-- START OF EXCERPTED PASSAGE --
Kip’s Café brings 50 years of tradition to Hillcrest

By David Nelson
SDUN Restaurant Critic

Not many restaurants in this county are older than the new Kip’s Café on Fourth Avenue near University Avenue, and anyone who actually remembers when the original Kip’s opened in El Cajon may well have a trove of Elvis records stashed at the back of the garage.

A fixture since 1956, Kip’s is known for serving dual menus of Chinese and Japanese cuisine. The restaurant continued in El Cajon for more than 50 years before closing that location, enjoying a brief hiatus and then reopening in Hillcrest. Housed in a unique space – the long and narrow front room leads to a longer and narrower main dining room – Kip’s chose a location on one of the neighborhood’s more varied blocks. With Tapas Picasso next door, the Kous Kous Moroccan restaurant, Martinis on Fifth and Bread et Cie across the street, and a branch of Burger Lounge scheduled to open a few doors away at the intersection with University, Kip’s is somewhat like the centerpiece of an international buffet.

The proprietors did an exceptionally good job redecorating the premises, which now are bright, cheerful and comfortable. Booths line one wall of the main room and provide good views in all directions; ask for one of these should you visit the restaurant. Servers are pleasant and personable in the way San Diegans usually are, and guests can expect a warm welcome and smiling service.

Between the Chinese and Japanese segments of the menu, Kip’s offers more than 300 dishes, and first-timers may well get through the better portion of a beer or glass of wine while reading through the possibilities. Mixing dishes from the two cuisines of course is possible, but from the culinary point of view it frankly seems more harmonious to build a meal exclusively from one or the other. For this review, the coin toss went to the Chinese side of the list.

Kip’s origins in 1956 are reflected by categories listing the old-fashioned, Chinese-American specialties that were immensely popular then, like chow mein, chop suey and egg foo yung. These dishes maintain numerous fans at present, and at Kip’s they are well priced and abundantly served, a comment true of the menu in general. Ask for subgum chop suey ($7.95) and expect a heaped platter of stir-fried vegetables and meats, bound with a mildly flavored sauce and accompanied by steamed rice. Foo yung, basically an omelet in a distinctive type of brown gravy, is available in guises that range from plain and simple ($6.25) to eggs mixed with pork, ham, shrimp, chicken or beef ($7.50-$8.25).

The Chinese menu also claims plenty of the dishes that became popular commencing in the 1970s, when regional styles of Chinese cuisine were introduced across the United States. At Kip’s, these include spicy kung pao dishes, as well as a range of the restaurant’s signature entrees and chef’s recommendations. A fair number of the signature entrees strike a spicy stance, like the garlic chili dishes (available with chicken, shrimp or scallops, $9.75 – $14.95), the well-varied kung pao trio ($10.50) and the famous dish called General Tso’s chicken, which costs $9.50 and memorializes the general’s fondness for piquant flavors. Among chef’s recommendations are such Kip’s specialties as Peking-style pork chop ($10.95), curry chicken in a clay pot ($10.95) and for something that combines sweet and savory notes, the pineapple steak ($13.95).
-- END OF EXCERPTED PASSAGE --
-- START OF RAW DATA --
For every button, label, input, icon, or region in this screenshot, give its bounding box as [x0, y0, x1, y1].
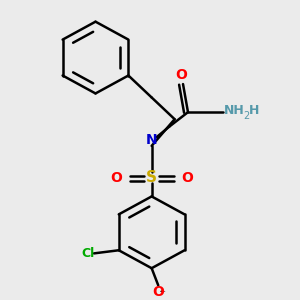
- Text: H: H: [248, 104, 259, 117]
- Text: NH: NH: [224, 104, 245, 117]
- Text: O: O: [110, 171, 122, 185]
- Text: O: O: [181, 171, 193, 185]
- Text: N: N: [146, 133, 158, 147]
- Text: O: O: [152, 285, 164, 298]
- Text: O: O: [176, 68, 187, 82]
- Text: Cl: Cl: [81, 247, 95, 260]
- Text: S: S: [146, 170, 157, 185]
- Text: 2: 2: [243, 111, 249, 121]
-- END OF RAW DATA --
• _INSTRUCTION 1_
Duplicate everything in the Kip's Café review from "The Chinese menu" down to "pineapple steak ($13.95).".
• _INSTRUCTION 2_
Pick up the Kip's Café review after its last sentence and carry it on.
The lines are unrelated to the Kip's Café review and stand as material of their own.

• _EXPECTED OUTPUT 1_
The Chinese menu also claims plenty of the dishes that became popular commencing in the 1970s, when regional styles of Chinese cuisine were introduced across the United States. At Kip’s, these include spicy kung pao dishes, as well as a range of the restaurant’s signature entrees and chef’s recommendations. A fair number of the signature entrees strike a spicy stance, like the garlic chili dishes (available with chicken, shrimp or scallops, $9.75 – $14.95), the well-varied kung pao trio ($10.50) and the famous dish called General Tso’s chicken, which costs $9.50 and memorializes the general’s fondness for piquant flavors. Among chef’s recommendations are such Kip’s specialties as Peking-style pork chop ($10.95), curry chicken in a clay pot ($10.95) and for something that combines sweet and savory notes, the pineapple steak ($13.95).

• _EXPECTED OUTPUT 2_
Chinese meals always are enjoyable because of all the appetizers and soups, courses that formerly weren’t daily events on American dinner tables. Kip’s offers many, many choices, from barbecued pork cut in meaty slices ($6.75) to crisply fried shrimp (dip them in a sweet-sour sauce or in hot mustard; $7.95), paper wrapped beef ($6.50) and rumaki ($6.25), tasty, tender-crisp tidbits of chicken liver and water chestnuts that aren’t all that easily found these days. Hot and sour and egg flower soups are offered both by the cup and bowl ($1.75 to $5.75), while other soups are prepared to serve two or more, including chicken vegetable and pork won ton soups (both $4.50 for a half-bowl that feeds two diners quite well).

It does take quite a while to read all the possibilities, which include many types of noodle dishes; Mandarin double pan-fried noodles and fragrant Singapore noodles both grab the attention ($9.95) among the various choices. And then there are sweet-and-sour dishes, fried rice preparations in many guises and entrees like beef with oyster sauce ($9.75), moo shu pork ($8.95), Mandarin-style cashew chicken cooked in a red sauce ($9.50) and hot braised shrimp ($12.50). Vegetable choices include the Mandarin “vegetable delight” and Szechuan string beans (both $7.95). After any and all of these, fortune cookies arrive along with the check.

The Japanese menu was not sampled, but it’s just as varied as the Chinese list. Simple and filling, rice bowls starring teriyaki shrimp or meats are garnished with vegetables ($5.75-$7.75), while substantial bento plates cater to big appetites with such elaborately garnished arrangements as the pairing of chicken and beef teriyaki with fried seafood and a special California roll. Sushi, sashimi and many, many kinds of deluxe sushi rolls also star on the Japanese menu.

Kip’s Café
3925 Fourth Ave.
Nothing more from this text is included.